(Chart and figure data)
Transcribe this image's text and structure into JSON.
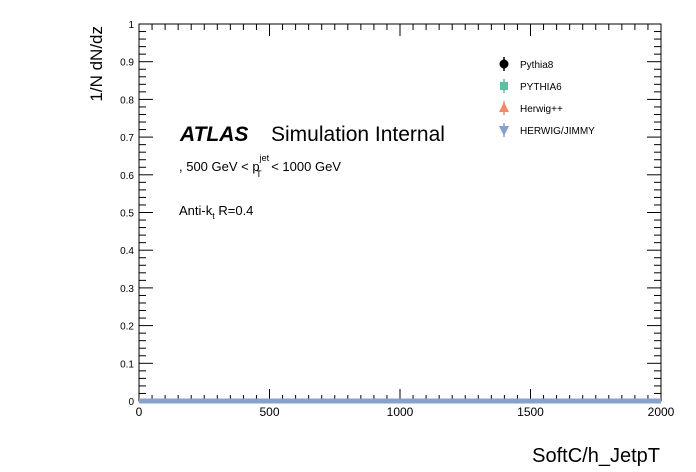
{
  "chart_data": {
    "type": "scatter",
    "title": "",
    "xlabel": "SoftC/h_JetpT",
    "ylabel": "1/N dN/dz",
    "xlim": [
      0,
      2000
    ],
    "ylim": [
      0,
      1
    ],
    "x_ticks": [
      "0",
      "500",
      "1000",
      "1500",
      "2000"
    ],
    "y_ticks": [
      "0",
      "0.1",
      "0.2",
      "0.3",
      "0.4",
      "0.5",
      "0.6",
      "0.7",
      "0.8",
      "0.9",
      "1"
    ],
    "x_tick_values": [
      0,
      500,
      1000,
      1500,
      2000
    ],
    "y_tick_values": [
      0,
      0.1,
      0.2,
      0.3,
      0.4,
      0.5,
      0.6,
      0.7,
      0.8,
      0.9,
      1
    ],
    "grid": false,
    "legend_position": "top-right",
    "series": [
      {
        "name": "Pythia8",
        "marker": "circle",
        "color": "#000000",
        "x": [
          0,
          2000
        ],
        "y": [
          0,
          0
        ]
      },
      {
        "name": "PYTHIA6",
        "marker": "square",
        "color": "#5cbf9f",
        "x": [
          0,
          2000
        ],
        "y": [
          0,
          0
        ]
      },
      {
        "name": "Herwig++",
        "marker": "triangle-up",
        "color": "#f08a6a",
        "x": [
          0,
          2000
        ],
        "y": [
          0,
          0
        ]
      },
      {
        "name": "HERWIG/JIMMY",
        "marker": "triangle-down",
        "color": "#8aa0cc",
        "x": [
          0,
          2000
        ],
        "y": [
          0,
          0
        ]
      }
    ],
    "annotations": {
      "atlas": "ATLAS",
      "atlas_suffix": "Simulation Internal",
      "pt_prefix": ", 500 GeV < p",
      "pt_sup": "jet",
      "pt_sub": "T",
      "pt_suffix": " < 1000 GeV",
      "algo_prefix": "Anti-k",
      "algo_sub": "t",
      "algo_suffix": " R=0.4"
    }
  }
}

* WHAT IS ASKED
Go through the material above and print all of it exactly, except the pictures.

* ANSWER IN FULL
Transcribe this image's text and structure into JSON.
{
  "chart_data": {
    "type": "scatter",
    "title": "",
    "xlabel": "SoftC/h_JetpT",
    "ylabel": "1/N dN/dz",
    "xlim": [
      0,
      2000
    ],
    "ylim": [
      0,
      1
    ],
    "x_ticks": [
      "0",
      "500",
      "1000",
      "1500",
      "2000"
    ],
    "y_ticks": [
      "0",
      "0.1",
      "0.2",
      "0.3",
      "0.4",
      "0.5",
      "0.6",
      "0.7",
      "0.8",
      "0.9",
      "1"
    ],
    "x_tick_values": [
      0,
      500,
      1000,
      1500,
      2000
    ],
    "y_tick_values": [
      0,
      0.1,
      0.2,
      0.3,
      0.4,
      0.5,
      0.6,
      0.7,
      0.8,
      0.9,
      1
    ],
    "grid": false,
    "legend_position": "top-right",
    "series": [
      {
        "name": "Pythia8",
        "marker": "circle",
        "color": "#000000",
        "x": [
          0,
          2000
        ],
        "y": [
          0,
          0
        ]
      },
      {
        "name": "PYTHIA6",
        "marker": "square",
        "color": "#5cbf9f",
        "x": [
          0,
          2000
        ],
        "y": [
          0,
          0
        ]
      },
      {
        "name": "Herwig++",
        "marker": "triangle-up",
        "color": "#f08a6a",
        "x": [
          0,
          2000
        ],
        "y": [
          0,
          0
        ]
      },
      {
        "name": "HERWIG/JIMMY",
        "marker": "triangle-down",
        "color": "#8aa0cc",
        "x": [
          0,
          2000
        ],
        "y": [
          0,
          0
        ]
      }
    ],
    "annotations": {
      "atlas": "ATLAS",
      "atlas_suffix": "Simulation Internal",
      "pt_prefix": ", 500 GeV < p",
      "pt_sup": "jet",
      "pt_sub": "T",
      "pt_suffix": " < 1000 GeV",
      "algo_prefix": "Anti-k",
      "algo_sub": "t",
      "algo_suffix": " R=0.4"
    }
  }
}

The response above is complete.